Transcribe the records below exactly, leaving out any pictures.

::: Record excerpts

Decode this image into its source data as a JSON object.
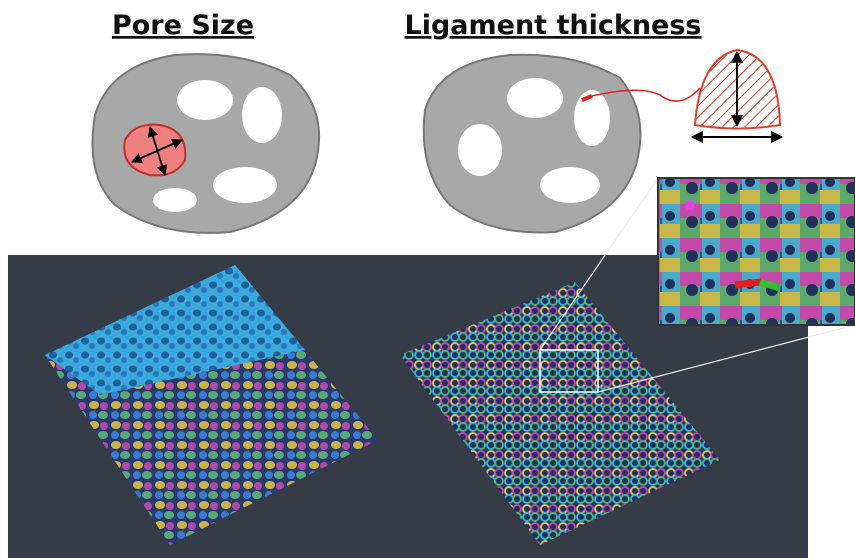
{
  "labels": {
    "pore_size": "Pore Size",
    "ligament_thickness": "Ligament thickness"
  }
}
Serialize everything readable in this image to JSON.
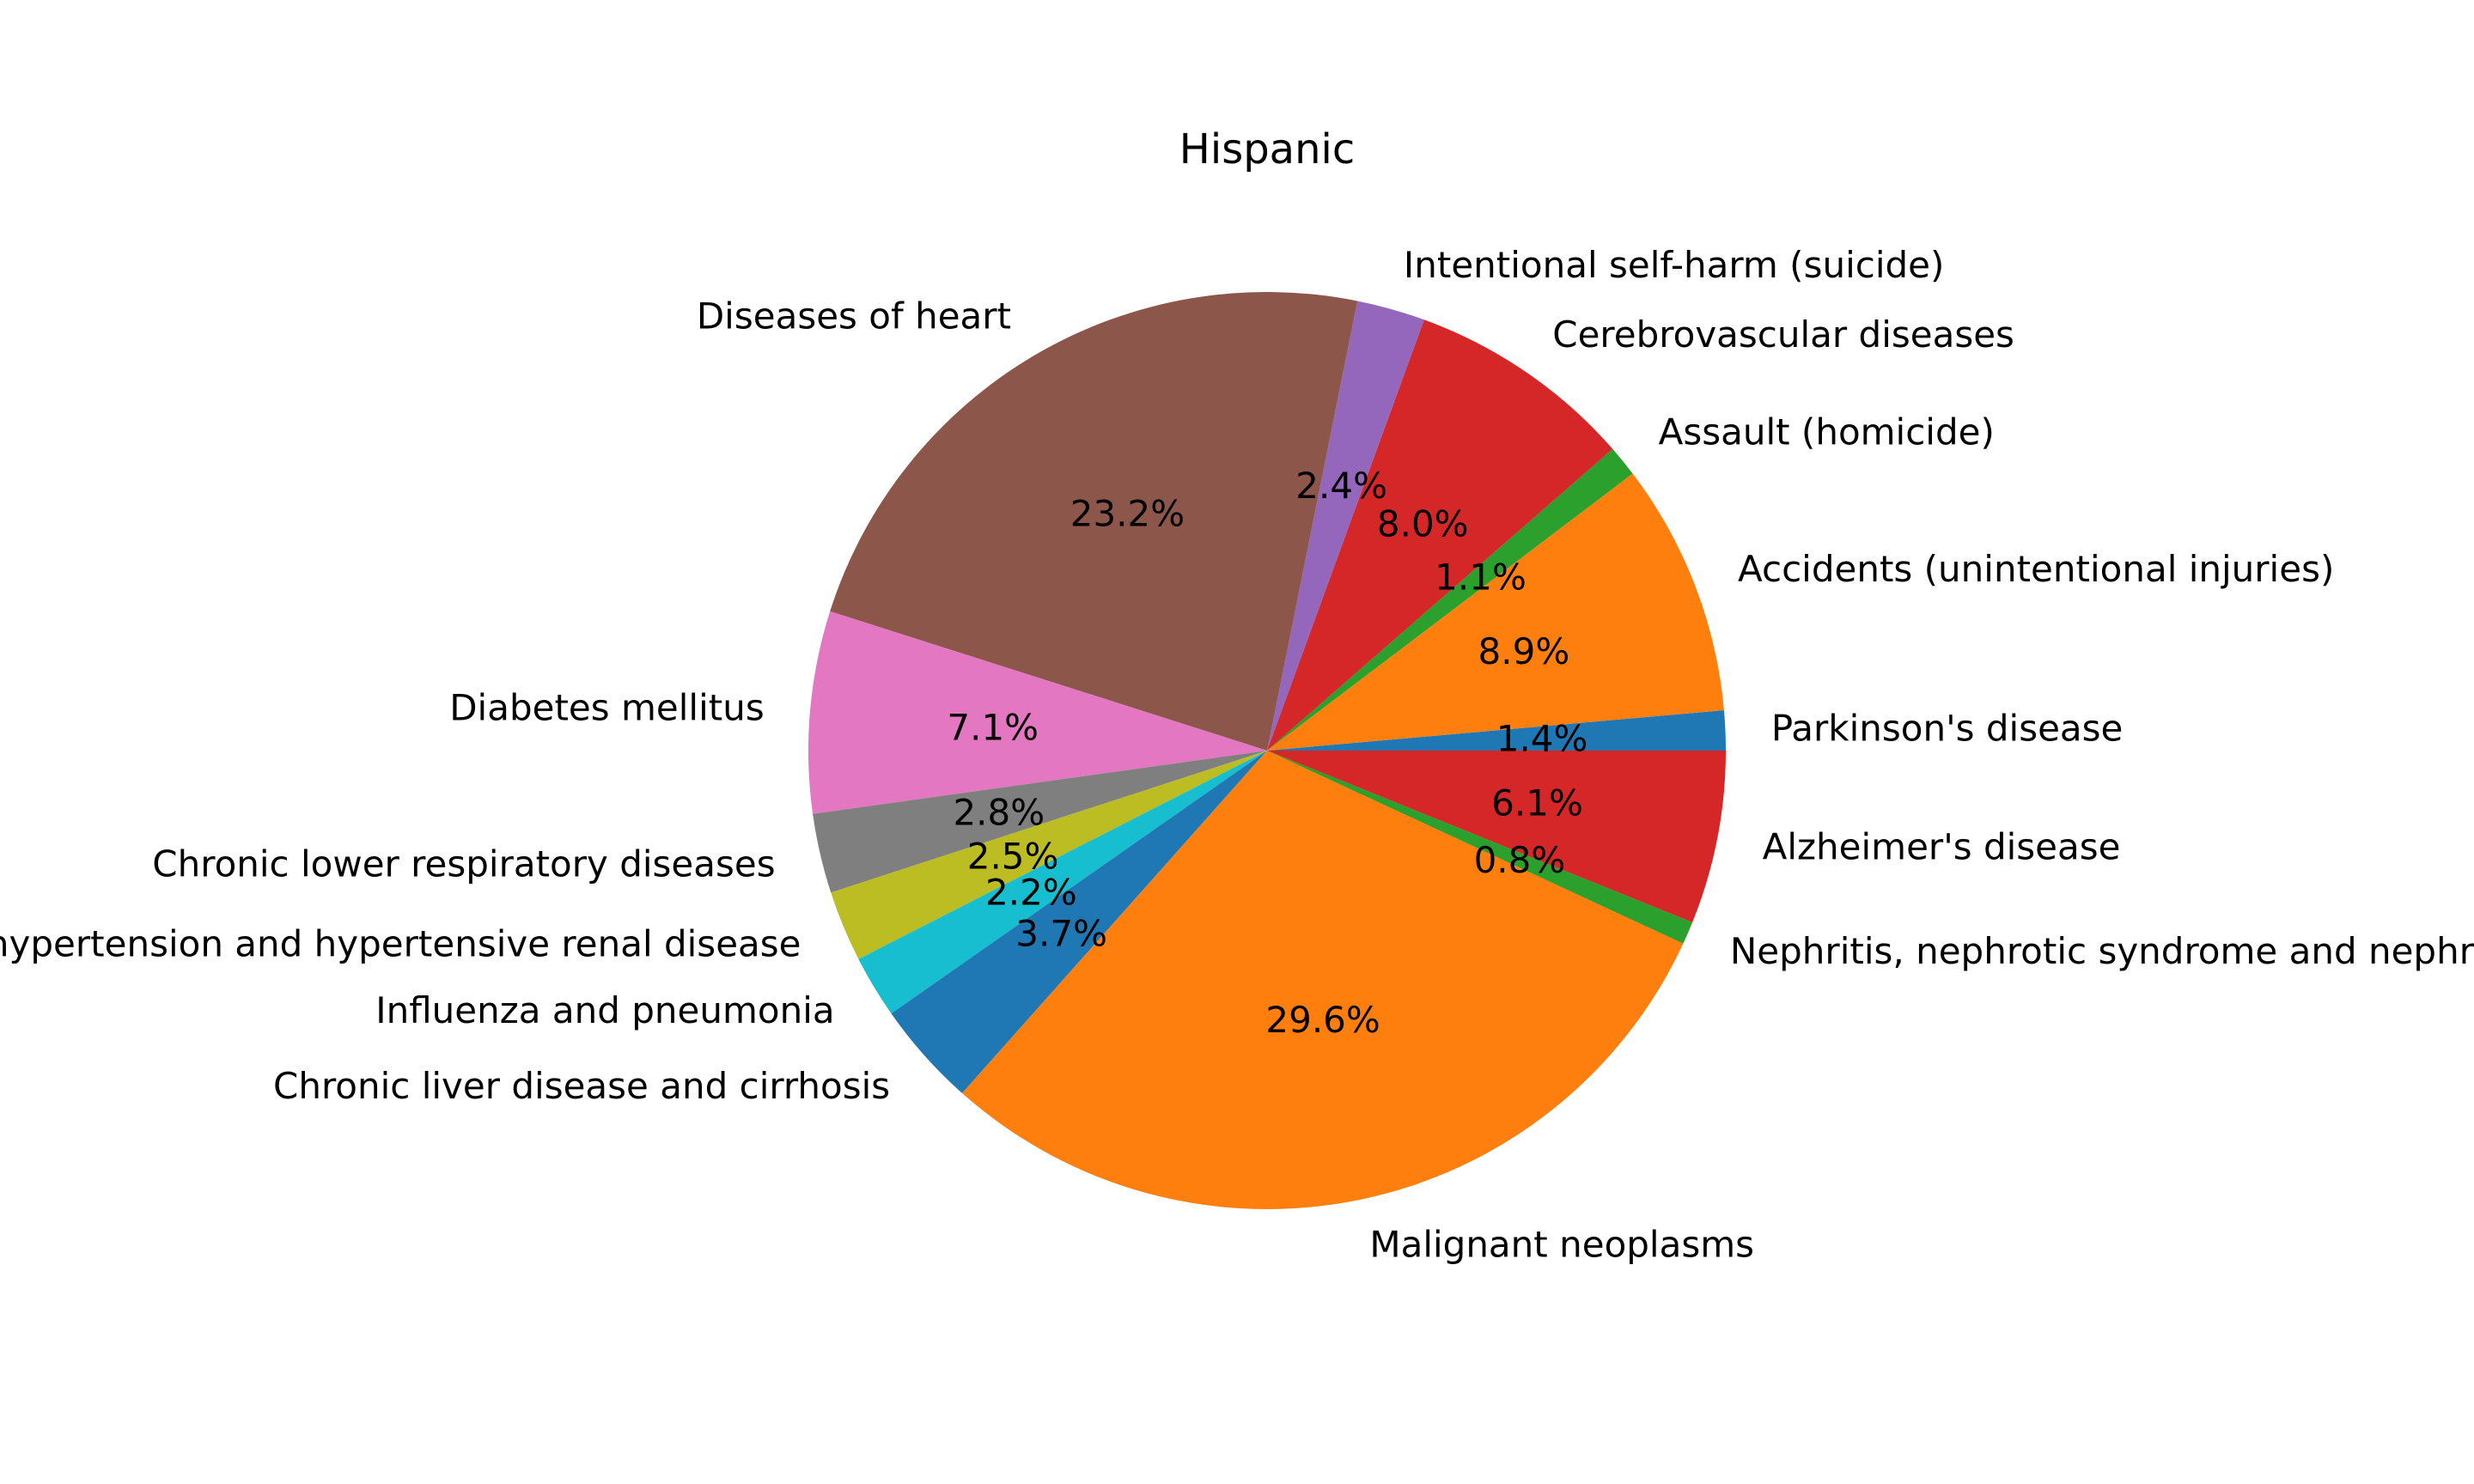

::::::

▸ Solved problem:
Decode this image into its source data as a JSON object.
{
  "labels": {
    "pore_size": "Pore Size",
    "ligament_thickness": "Ligament thickness"
  }
}
Serialize everything readable in this image to JSON.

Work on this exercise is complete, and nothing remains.